[Figure collection entries]

** BEGIN **

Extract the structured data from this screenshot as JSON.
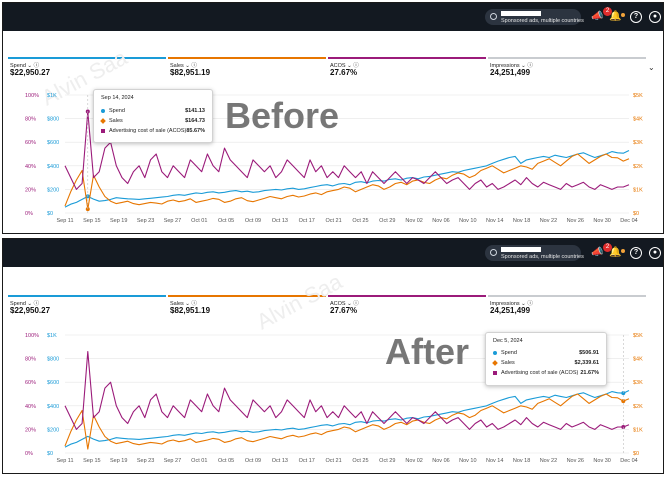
{
  "colors": {
    "spend": "#1a9bd7",
    "sales": "#e77600",
    "acos": "#9b1b7a",
    "dark_bar": "#131921",
    "impressions": "#9aa0a6"
  },
  "topbar": {
    "account_label": "Sponsored ads, multiple countries",
    "notification_count": "2",
    "icons": [
      "megaphone-icon",
      "bell-icon",
      "help-icon",
      "user-icon"
    ]
  },
  "metrics": [
    {
      "label": "Spend",
      "value": "$22,950.27"
    },
    {
      "label": "Sales",
      "value": "$82,951.19"
    },
    {
      "label": "ACOS",
      "value": "27.67%"
    },
    {
      "label": "Impressions",
      "value": "24,251,499"
    }
  ],
  "panels": {
    "before": {
      "label": "Before"
    },
    "after": {
      "label": "After"
    }
  },
  "watermark": "Alvin Saa",
  "axes": {
    "left_pct": [
      "0%",
      "20%",
      "40%",
      "60%",
      "80%",
      "100%"
    ],
    "left_money": [
      "$0",
      "$200",
      "$400",
      "$600",
      "$800",
      "$1K"
    ],
    "right_money": [
      "$0",
      "$1K",
      "$2K",
      "$3K",
      "$4K",
      "$5K"
    ]
  },
  "tooltips": {
    "before": {
      "date": "Sep 14, 2024",
      "rows": [
        {
          "name": "Spend",
          "value": "$141.13"
        },
        {
          "name": "Sales",
          "value": "$164.73"
        },
        {
          "name": "Advertising cost of sale (ACOS)",
          "value": "85.67%"
        }
      ]
    },
    "after": {
      "date": "Dec 5, 2024",
      "rows": [
        {
          "name": "Spend",
          "value": "$506.91"
        },
        {
          "name": "Sales",
          "value": "$2,339.61"
        },
        {
          "name": "Advertising cost of sale (ACOS)",
          "value": "21.67%"
        }
      ]
    }
  },
  "chart_data": {
    "type": "line",
    "xlabels": [
      "Sep 11",
      "Sep 15",
      "Sep 19",
      "Sep 23",
      "Sep 27",
      "Oct 01",
      "Oct 05",
      "Oct 09",
      "Oct 13",
      "Oct 17",
      "Oct 21",
      "Oct 25",
      "Oct 29",
      "Nov 02",
      "Nov 06",
      "Nov 10",
      "Nov 14",
      "Nov 18",
      "Nov 22",
      "Nov 26",
      "Nov 30",
      "Dec 04"
    ],
    "series": [
      {
        "name": "Spend",
        "axis": "left",
        "values": [
          50,
          75,
          90,
          115,
          141,
          118,
          100,
          105,
          115,
          130,
          125,
          120,
          118,
          115,
          120,
          125,
          130,
          135,
          140,
          150,
          155,
          150,
          160,
          170,
          165,
          175,
          180,
          170,
          175,
          185,
          190,
          180,
          185,
          175,
          180,
          190,
          195,
          200,
          195,
          205,
          210,
          200,
          205,
          215,
          225,
          235,
          240,
          230,
          245,
          250,
          240,
          260,
          265,
          255,
          270,
          275,
          270,
          285,
          290,
          280,
          295,
          300,
          290,
          305,
          310,
          320,
          330,
          340,
          350,
          345,
          360,
          370,
          380,
          390,
          400,
          420,
          440,
          455,
          470,
          480,
          420,
          450,
          460,
          470,
          480,
          470,
          490,
          480,
          470,
          485,
          500,
          510,
          490,
          470,
          485,
          500,
          520,
          510,
          507,
          530
        ]
      },
      {
        "name": "Sales",
        "axis": "right",
        "values": [
          300,
          900,
          1400,
          1800,
          165,
          1600,
          1100,
          700,
          500,
          400,
          450,
          500,
          400,
          350,
          400,
          450,
          420,
          380,
          500,
          550,
          480,
          520,
          600,
          450,
          500,
          550,
          620,
          580,
          450,
          500,
          600,
          650,
          520,
          480,
          550,
          620,
          700,
          650,
          600,
          700,
          750,
          680,
          720,
          800,
          850,
          780,
          900,
          950,
          1000,
          1100,
          1050,
          900,
          1000,
          1100,
          1200,
          1150,
          1000,
          1100,
          1250,
          1300,
          1200,
          1350,
          1400,
          1300,
          1250,
          1400,
          1500,
          1450,
          1600,
          1700,
          1650,
          1500,
          1600,
          1800,
          1900,
          2000,
          1850,
          1700,
          1800,
          1900,
          2000,
          1950,
          1850,
          2100,
          2200,
          2300,
          2150,
          2000,
          2200,
          2400,
          2500,
          2300,
          2100,
          2250,
          2400,
          2500,
          2350,
          2340,
          2200,
          2300
        ]
      },
      {
        "name": "Advertising cost of sale (ACOS)",
        "axis": "pct",
        "values": [
          40,
          30,
          20,
          25,
          86,
          30,
          35,
          55,
          60,
          40,
          30,
          25,
          35,
          40,
          30,
          45,
          50,
          35,
          30,
          40,
          35,
          30,
          45,
          40,
          35,
          50,
          40,
          35,
          55,
          45,
          40,
          35,
          30,
          45,
          40,
          35,
          40,
          30,
          35,
          45,
          40,
          35,
          30,
          45,
          35,
          40,
          30,
          35,
          30,
          40,
          35,
          30,
          35,
          25,
          35,
          30,
          25,
          30,
          35,
          30,
          25,
          30,
          28,
          25,
          30,
          35,
          30,
          25,
          28,
          30,
          25,
          20,
          25,
          28,
          22,
          25,
          20,
          22,
          25,
          28,
          24,
          30,
          25,
          22,
          26,
          24,
          22,
          20,
          25,
          22,
          24,
          26,
          22,
          20,
          24,
          22,
          20,
          22,
          22,
          24
        ]
      }
    ],
    "ylim_left": [
      0,
      1000
    ],
    "ylim_right": [
      0,
      5000
    ],
    "ylim_pct": [
      0,
      100
    ],
    "grid": true
  }
}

** END **

*Objective:*
All of the data needs repeating exactly, but the pictures do not.

*Solution for this problem:*
Extract the structured data from this screenshot as JSON.
{
  "colors": {
    "spend": "#1a9bd7",
    "sales": "#e77600",
    "acos": "#9b1b7a",
    "dark_bar": "#131921",
    "impressions": "#9aa0a6"
  },
  "topbar": {
    "account_label": "Sponsored ads, multiple countries",
    "notification_count": "2",
    "icons": [
      "megaphone-icon",
      "bell-icon",
      "help-icon",
      "user-icon"
    ]
  },
  "metrics": [
    {
      "label": "Spend",
      "value": "$22,950.27"
    },
    {
      "label": "Sales",
      "value": "$82,951.19"
    },
    {
      "label": "ACOS",
      "value": "27.67%"
    },
    {
      "label": "Impressions",
      "value": "24,251,499"
    }
  ],
  "panels": {
    "before": {
      "label": "Before"
    },
    "after": {
      "label": "After"
    }
  },
  "watermark": "Alvin Saa",
  "axes": {
    "left_pct": [
      "0%",
      "20%",
      "40%",
      "60%",
      "80%",
      "100%"
    ],
    "left_money": [
      "$0",
      "$200",
      "$400",
      "$600",
      "$800",
      "$1K"
    ],
    "right_money": [
      "$0",
      "$1K",
      "$2K",
      "$3K",
      "$4K",
      "$5K"
    ]
  },
  "tooltips": {
    "before": {
      "date": "Sep 14, 2024",
      "rows": [
        {
          "name": "Spend",
          "value": "$141.13"
        },
        {
          "name": "Sales",
          "value": "$164.73"
        },
        {
          "name": "Advertising cost of sale (ACOS)",
          "value": "85.67%"
        }
      ]
    },
    "after": {
      "date": "Dec 5, 2024",
      "rows": [
        {
          "name": "Spend",
          "value": "$506.91"
        },
        {
          "name": "Sales",
          "value": "$2,339.61"
        },
        {
          "name": "Advertising cost of sale (ACOS)",
          "value": "21.67%"
        }
      ]
    }
  },
  "chart_data": {
    "type": "line",
    "xlabels": [
      "Sep 11",
      "Sep 15",
      "Sep 19",
      "Sep 23",
      "Sep 27",
      "Oct 01",
      "Oct 05",
      "Oct 09",
      "Oct 13",
      "Oct 17",
      "Oct 21",
      "Oct 25",
      "Oct 29",
      "Nov 02",
      "Nov 06",
      "Nov 10",
      "Nov 14",
      "Nov 18",
      "Nov 22",
      "Nov 26",
      "Nov 30",
      "Dec 04"
    ],
    "series": [
      {
        "name": "Spend",
        "axis": "left",
        "values": [
          50,
          75,
          90,
          115,
          141,
          118,
          100,
          105,
          115,
          130,
          125,
          120,
          118,
          115,
          120,
          125,
          130,
          135,
          140,
          150,
          155,
          150,
          160,
          170,
          165,
          175,
          180,
          170,
          175,
          185,
          190,
          180,
          185,
          175,
          180,
          190,
          195,
          200,
          195,
          205,
          210,
          200,
          205,
          215,
          225,
          235,
          240,
          230,
          245,
          250,
          240,
          260,
          265,
          255,
          270,
          275,
          270,
          285,
          290,
          280,
          295,
          300,
          290,
          305,
          310,
          320,
          330,
          340,
          350,
          345,
          360,
          370,
          380,
          390,
          400,
          420,
          440,
          455,
          470,
          480,
          420,
          450,
          460,
          470,
          480,
          470,
          490,
          480,
          470,
          485,
          500,
          510,
          490,
          470,
          485,
          500,
          520,
          510,
          507,
          530
        ]
      },
      {
        "name": "Sales",
        "axis": "right",
        "values": [
          300,
          900,
          1400,
          1800,
          165,
          1600,
          1100,
          700,
          500,
          400,
          450,
          500,
          400,
          350,
          400,
          450,
          420,
          380,
          500,
          550,
          480,
          520,
          600,
          450,
          500,
          550,
          620,
          580,
          450,
          500,
          600,
          650,
          520,
          480,
          550,
          620,
          700,
          650,
          600,
          700,
          750,
          680,
          720,
          800,
          850,
          780,
          900,
          950,
          1000,
          1100,
          1050,
          900,
          1000,
          1100,
          1200,
          1150,
          1000,
          1100,
          1250,
          1300,
          1200,
          1350,
          1400,
          1300,
          1250,
          1400,
          1500,
          1450,
          1600,
          1700,
          1650,
          1500,
          1600,
          1800,
          1900,
          2000,
          1850,
          1700,
          1800,
          1900,
          2000,
          1950,
          1850,
          2100,
          2200,
          2300,
          2150,
          2000,
          2200,
          2400,
          2500,
          2300,
          2100,
          2250,
          2400,
          2500,
          2350,
          2340,
          2200,
          2300
        ]
      },
      {
        "name": "Advertising cost of sale (ACOS)",
        "axis": "pct",
        "values": [
          40,
          30,
          20,
          25,
          86,
          30,
          35,
          55,
          60,
          40,
          30,
          25,
          35,
          40,
          30,
          45,
          50,
          35,
          30,
          40,
          35,
          30,
          45,
          40,
          35,
          50,
          40,
          35,
          55,
          45,
          40,
          35,
          30,
          45,
          40,
          35,
          40,
          30,
          35,
          45,
          40,
          35,
          30,
          45,
          35,
          40,
          30,
          35,
          30,
          40,
          35,
          30,
          35,
          25,
          35,
          30,
          25,
          30,
          35,
          30,
          25,
          30,
          28,
          25,
          30,
          35,
          30,
          25,
          28,
          30,
          25,
          20,
          25,
          28,
          22,
          25,
          20,
          22,
          25,
          28,
          24,
          30,
          25,
          22,
          26,
          24,
          22,
          20,
          25,
          22,
          24,
          26,
          22,
          20,
          24,
          22,
          20,
          22,
          22,
          24
        ]
      }
    ],
    "ylim_left": [
      0,
      1000
    ],
    "ylim_right": [
      0,
      5000
    ],
    "ylim_pct": [
      0,
      100
    ],
    "grid": true
  }
}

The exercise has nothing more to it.